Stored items
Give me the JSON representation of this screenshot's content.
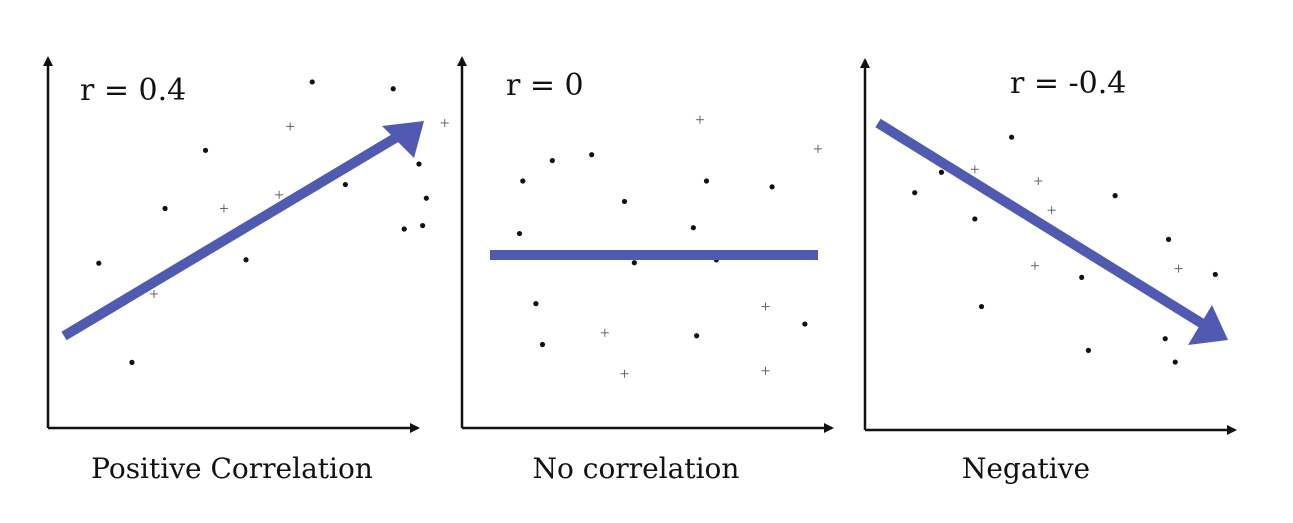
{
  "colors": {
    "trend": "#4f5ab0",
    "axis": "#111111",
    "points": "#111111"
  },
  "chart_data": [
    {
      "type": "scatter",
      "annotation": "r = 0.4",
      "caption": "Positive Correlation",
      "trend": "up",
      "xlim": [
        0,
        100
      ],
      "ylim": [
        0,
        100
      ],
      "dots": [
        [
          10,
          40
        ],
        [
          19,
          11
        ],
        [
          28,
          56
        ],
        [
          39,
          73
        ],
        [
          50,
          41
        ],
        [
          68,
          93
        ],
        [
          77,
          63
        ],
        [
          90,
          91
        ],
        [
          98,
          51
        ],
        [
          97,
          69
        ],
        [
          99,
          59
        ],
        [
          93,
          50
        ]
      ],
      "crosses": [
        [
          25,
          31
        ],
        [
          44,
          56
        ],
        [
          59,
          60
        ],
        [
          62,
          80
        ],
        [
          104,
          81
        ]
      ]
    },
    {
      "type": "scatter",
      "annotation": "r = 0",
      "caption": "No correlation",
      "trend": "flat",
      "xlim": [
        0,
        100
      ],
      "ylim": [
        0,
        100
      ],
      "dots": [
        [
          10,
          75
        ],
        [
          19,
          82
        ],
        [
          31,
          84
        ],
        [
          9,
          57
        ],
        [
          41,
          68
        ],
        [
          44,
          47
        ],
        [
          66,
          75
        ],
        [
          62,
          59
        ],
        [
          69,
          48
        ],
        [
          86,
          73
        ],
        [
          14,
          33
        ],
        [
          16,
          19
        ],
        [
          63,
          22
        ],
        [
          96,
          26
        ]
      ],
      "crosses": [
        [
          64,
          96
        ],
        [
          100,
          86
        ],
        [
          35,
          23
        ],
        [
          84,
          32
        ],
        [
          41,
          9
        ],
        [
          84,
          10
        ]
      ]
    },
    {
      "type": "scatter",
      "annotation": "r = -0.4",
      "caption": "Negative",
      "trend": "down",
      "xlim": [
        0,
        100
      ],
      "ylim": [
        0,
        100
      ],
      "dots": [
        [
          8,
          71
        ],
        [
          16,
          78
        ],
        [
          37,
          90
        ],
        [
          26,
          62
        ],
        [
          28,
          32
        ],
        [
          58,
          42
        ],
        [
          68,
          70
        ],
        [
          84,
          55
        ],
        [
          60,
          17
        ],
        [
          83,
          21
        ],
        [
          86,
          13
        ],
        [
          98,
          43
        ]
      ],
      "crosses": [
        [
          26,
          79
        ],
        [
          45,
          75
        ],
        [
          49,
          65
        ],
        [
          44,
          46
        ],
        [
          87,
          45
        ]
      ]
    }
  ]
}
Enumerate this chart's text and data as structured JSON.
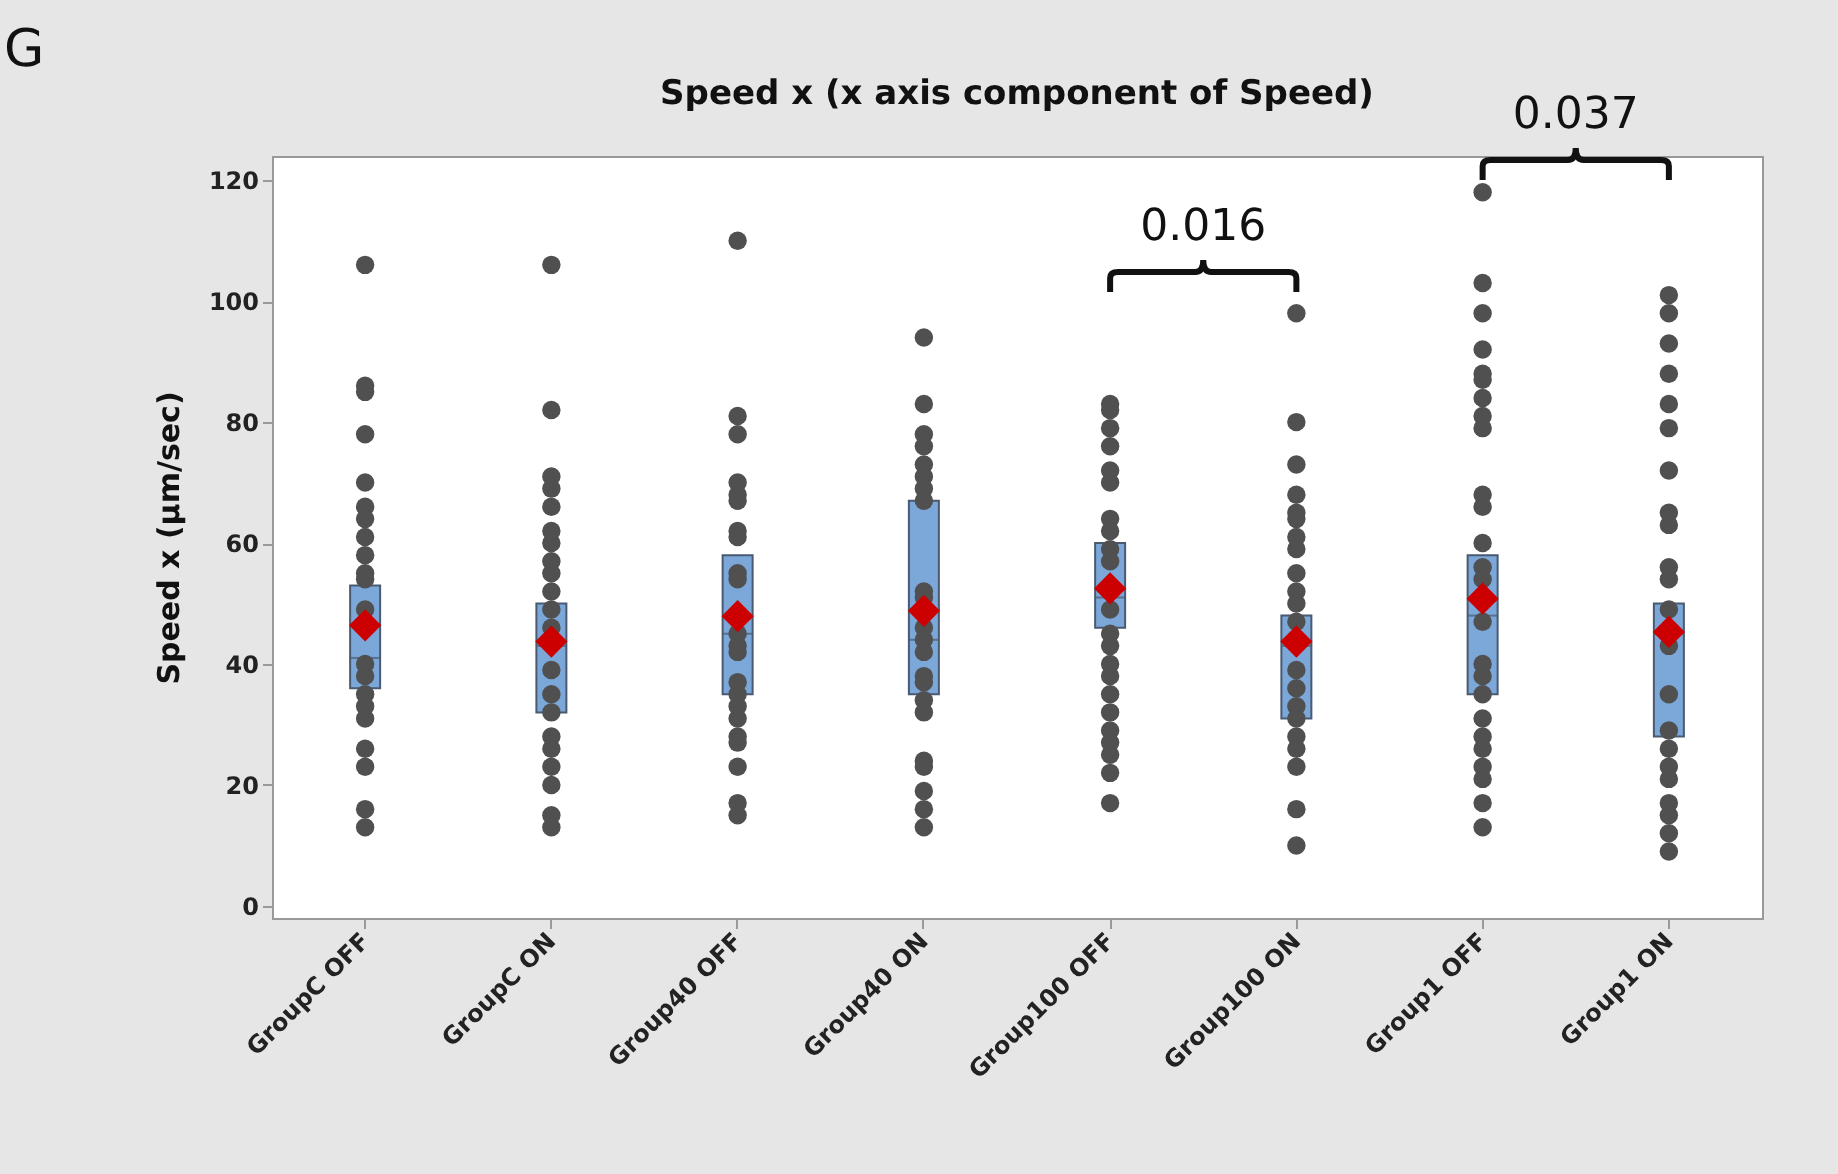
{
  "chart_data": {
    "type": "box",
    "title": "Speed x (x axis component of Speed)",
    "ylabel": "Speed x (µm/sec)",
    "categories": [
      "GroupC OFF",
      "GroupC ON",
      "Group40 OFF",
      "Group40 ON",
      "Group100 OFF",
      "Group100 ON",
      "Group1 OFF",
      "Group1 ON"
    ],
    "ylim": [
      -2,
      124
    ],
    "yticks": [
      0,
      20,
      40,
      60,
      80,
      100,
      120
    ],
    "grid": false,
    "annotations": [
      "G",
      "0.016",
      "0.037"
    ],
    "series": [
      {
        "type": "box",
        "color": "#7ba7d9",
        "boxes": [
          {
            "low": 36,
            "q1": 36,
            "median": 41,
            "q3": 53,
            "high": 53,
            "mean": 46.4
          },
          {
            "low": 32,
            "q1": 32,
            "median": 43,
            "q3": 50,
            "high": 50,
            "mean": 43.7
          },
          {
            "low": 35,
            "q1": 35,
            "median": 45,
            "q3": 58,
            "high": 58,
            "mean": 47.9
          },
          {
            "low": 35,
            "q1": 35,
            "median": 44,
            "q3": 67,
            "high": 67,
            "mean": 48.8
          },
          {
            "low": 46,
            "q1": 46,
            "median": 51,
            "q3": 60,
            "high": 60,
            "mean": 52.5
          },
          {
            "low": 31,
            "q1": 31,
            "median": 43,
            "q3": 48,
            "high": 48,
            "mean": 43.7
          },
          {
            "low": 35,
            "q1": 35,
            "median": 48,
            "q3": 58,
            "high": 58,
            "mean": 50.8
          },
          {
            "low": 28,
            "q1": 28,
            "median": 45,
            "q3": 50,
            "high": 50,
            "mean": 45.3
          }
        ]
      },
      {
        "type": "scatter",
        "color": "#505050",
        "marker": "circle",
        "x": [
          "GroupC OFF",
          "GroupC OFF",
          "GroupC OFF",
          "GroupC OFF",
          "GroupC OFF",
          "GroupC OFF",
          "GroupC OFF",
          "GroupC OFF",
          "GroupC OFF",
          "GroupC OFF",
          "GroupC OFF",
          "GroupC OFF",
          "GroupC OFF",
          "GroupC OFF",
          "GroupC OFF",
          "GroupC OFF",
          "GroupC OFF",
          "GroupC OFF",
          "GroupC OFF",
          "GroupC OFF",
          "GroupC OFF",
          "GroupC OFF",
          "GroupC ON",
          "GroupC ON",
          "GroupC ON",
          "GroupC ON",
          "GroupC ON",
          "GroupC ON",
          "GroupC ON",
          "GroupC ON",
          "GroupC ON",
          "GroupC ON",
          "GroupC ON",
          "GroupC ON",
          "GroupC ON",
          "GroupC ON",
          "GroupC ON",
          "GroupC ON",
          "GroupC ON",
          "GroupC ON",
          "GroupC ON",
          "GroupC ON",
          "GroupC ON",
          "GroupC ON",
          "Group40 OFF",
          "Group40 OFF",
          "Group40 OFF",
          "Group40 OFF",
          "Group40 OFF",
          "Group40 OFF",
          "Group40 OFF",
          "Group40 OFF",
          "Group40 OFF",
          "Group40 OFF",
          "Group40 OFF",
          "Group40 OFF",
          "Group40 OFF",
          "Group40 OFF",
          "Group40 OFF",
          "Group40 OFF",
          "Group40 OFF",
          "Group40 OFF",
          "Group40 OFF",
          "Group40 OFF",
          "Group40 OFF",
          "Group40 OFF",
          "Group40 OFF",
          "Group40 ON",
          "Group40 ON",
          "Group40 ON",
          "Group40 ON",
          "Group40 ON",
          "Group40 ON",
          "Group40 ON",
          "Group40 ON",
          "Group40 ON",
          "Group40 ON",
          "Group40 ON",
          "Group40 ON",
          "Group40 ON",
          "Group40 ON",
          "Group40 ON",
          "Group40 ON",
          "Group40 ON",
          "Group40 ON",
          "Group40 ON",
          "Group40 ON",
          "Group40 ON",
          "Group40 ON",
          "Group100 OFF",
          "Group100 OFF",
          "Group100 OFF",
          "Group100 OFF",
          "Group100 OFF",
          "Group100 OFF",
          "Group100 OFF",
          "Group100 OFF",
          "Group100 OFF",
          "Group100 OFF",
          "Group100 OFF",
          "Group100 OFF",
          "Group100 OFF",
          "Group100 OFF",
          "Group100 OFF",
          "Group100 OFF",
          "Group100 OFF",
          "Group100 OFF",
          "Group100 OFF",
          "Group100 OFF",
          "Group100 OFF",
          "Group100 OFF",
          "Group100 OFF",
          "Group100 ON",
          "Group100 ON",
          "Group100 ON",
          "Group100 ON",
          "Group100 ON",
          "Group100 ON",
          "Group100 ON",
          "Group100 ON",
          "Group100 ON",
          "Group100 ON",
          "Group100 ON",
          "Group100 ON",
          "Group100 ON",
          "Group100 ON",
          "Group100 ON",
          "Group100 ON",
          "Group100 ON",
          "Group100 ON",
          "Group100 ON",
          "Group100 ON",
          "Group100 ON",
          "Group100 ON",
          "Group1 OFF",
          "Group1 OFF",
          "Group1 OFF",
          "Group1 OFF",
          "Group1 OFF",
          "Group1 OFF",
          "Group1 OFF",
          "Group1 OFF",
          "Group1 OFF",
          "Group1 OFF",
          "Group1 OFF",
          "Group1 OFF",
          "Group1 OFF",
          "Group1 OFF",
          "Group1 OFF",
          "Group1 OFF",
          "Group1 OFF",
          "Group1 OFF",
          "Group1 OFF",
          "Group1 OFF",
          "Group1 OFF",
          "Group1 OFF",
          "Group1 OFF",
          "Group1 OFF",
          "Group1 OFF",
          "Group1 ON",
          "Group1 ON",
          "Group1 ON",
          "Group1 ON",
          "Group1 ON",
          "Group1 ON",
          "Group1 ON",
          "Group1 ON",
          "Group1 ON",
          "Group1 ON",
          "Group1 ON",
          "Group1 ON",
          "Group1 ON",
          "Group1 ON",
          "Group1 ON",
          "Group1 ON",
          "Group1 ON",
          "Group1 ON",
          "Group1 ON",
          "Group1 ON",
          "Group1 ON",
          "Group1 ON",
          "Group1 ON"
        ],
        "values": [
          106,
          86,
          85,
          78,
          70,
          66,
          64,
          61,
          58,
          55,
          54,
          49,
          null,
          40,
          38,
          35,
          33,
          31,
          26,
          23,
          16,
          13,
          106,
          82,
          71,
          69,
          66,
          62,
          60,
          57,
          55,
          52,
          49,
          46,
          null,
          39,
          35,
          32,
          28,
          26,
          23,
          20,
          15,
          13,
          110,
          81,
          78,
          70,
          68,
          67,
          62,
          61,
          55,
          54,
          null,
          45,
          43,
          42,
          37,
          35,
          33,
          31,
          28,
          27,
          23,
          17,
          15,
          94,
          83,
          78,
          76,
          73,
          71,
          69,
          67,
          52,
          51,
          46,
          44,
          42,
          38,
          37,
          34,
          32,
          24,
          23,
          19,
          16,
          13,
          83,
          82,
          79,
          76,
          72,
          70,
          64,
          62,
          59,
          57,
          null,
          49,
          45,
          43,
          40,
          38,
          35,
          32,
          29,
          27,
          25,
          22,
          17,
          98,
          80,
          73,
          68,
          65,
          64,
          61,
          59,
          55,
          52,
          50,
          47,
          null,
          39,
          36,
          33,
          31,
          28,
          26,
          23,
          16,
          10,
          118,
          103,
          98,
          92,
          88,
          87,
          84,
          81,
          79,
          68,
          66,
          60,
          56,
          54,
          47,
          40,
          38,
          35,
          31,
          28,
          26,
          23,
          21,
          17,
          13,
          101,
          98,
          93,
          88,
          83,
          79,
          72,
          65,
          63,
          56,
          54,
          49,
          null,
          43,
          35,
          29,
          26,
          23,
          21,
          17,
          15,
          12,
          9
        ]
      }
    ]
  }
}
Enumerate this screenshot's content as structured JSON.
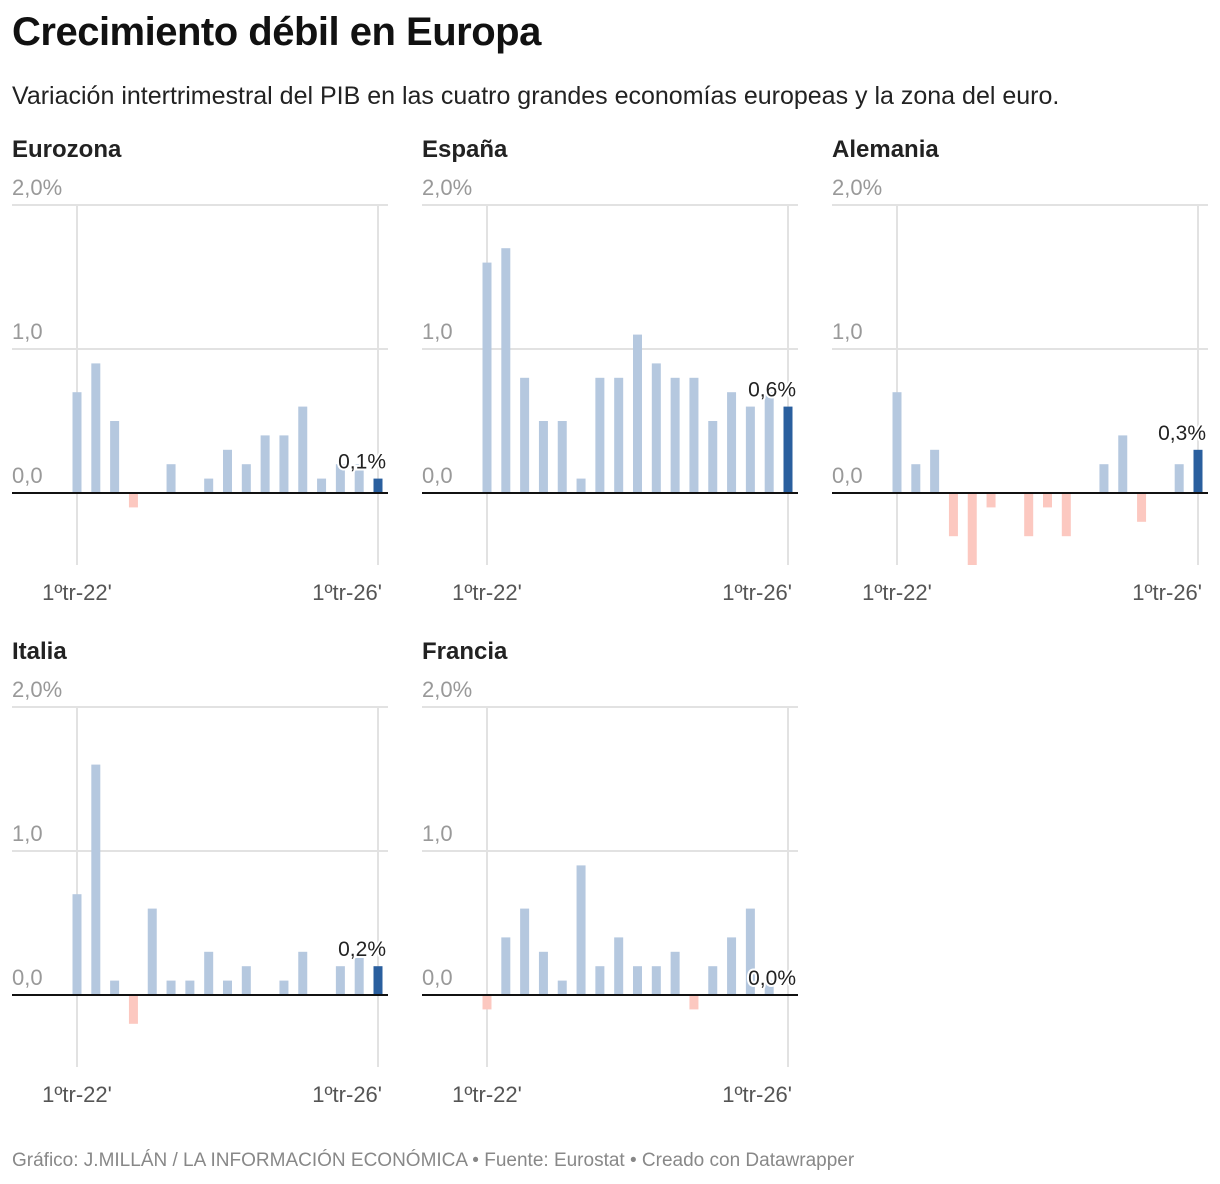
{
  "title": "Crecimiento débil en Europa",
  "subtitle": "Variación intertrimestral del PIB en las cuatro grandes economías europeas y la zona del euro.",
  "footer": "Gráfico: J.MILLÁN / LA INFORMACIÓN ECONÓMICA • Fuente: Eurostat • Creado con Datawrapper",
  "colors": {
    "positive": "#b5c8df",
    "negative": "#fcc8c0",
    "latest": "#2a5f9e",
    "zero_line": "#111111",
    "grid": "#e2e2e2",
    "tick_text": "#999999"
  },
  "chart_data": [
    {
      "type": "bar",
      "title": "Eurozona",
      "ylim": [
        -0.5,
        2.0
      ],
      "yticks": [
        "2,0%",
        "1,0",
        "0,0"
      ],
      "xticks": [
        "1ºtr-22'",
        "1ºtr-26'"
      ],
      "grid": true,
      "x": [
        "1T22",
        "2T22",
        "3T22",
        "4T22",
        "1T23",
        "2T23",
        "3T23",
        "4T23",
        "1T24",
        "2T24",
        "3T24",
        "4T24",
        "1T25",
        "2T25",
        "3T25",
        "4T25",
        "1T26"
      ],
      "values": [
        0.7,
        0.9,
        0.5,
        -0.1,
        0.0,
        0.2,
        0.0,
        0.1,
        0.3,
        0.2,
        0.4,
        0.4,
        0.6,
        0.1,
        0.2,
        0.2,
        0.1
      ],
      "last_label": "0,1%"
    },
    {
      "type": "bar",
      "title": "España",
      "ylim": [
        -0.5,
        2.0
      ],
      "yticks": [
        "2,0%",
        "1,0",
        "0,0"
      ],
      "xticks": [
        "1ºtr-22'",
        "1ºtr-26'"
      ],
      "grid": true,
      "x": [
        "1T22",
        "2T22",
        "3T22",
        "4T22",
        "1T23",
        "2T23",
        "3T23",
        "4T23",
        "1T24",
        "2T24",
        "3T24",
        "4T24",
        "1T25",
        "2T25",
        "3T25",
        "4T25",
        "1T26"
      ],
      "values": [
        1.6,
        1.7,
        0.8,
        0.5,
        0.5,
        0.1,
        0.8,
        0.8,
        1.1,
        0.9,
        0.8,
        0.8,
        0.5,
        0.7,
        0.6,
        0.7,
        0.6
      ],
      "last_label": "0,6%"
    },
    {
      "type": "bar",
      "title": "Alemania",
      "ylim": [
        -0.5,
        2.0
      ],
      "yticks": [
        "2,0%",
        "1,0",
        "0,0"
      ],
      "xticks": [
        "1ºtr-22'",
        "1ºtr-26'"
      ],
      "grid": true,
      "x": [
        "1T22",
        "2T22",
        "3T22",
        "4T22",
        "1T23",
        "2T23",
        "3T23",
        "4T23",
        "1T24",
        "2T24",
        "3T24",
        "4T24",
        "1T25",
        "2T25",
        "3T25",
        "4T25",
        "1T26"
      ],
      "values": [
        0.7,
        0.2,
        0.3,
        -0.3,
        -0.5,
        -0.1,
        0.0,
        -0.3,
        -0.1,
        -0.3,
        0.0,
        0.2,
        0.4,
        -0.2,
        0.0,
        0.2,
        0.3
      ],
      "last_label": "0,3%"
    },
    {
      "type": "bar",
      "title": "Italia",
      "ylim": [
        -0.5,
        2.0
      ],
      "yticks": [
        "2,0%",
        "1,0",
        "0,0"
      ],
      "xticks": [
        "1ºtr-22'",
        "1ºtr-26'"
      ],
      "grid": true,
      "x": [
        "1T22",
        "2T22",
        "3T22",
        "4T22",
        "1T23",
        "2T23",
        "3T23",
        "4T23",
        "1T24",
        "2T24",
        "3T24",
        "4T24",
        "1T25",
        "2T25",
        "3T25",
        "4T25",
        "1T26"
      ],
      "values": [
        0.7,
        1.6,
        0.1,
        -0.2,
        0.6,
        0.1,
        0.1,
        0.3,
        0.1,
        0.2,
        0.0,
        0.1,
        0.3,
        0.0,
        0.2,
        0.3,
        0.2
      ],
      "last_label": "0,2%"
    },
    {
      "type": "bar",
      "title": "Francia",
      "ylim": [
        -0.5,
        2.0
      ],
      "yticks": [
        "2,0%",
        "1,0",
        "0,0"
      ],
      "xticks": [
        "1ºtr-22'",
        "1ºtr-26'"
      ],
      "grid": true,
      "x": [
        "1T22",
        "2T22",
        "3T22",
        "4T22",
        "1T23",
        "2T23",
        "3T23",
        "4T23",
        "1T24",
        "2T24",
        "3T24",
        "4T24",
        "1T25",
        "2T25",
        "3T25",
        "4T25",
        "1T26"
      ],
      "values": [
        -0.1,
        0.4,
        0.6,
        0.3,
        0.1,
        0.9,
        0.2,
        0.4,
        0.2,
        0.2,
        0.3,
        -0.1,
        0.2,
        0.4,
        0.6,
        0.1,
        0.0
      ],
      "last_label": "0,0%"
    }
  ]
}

» **Problem to solve**
State the number of lines above that hold the string "content", with nothing added.

» **Task response**
2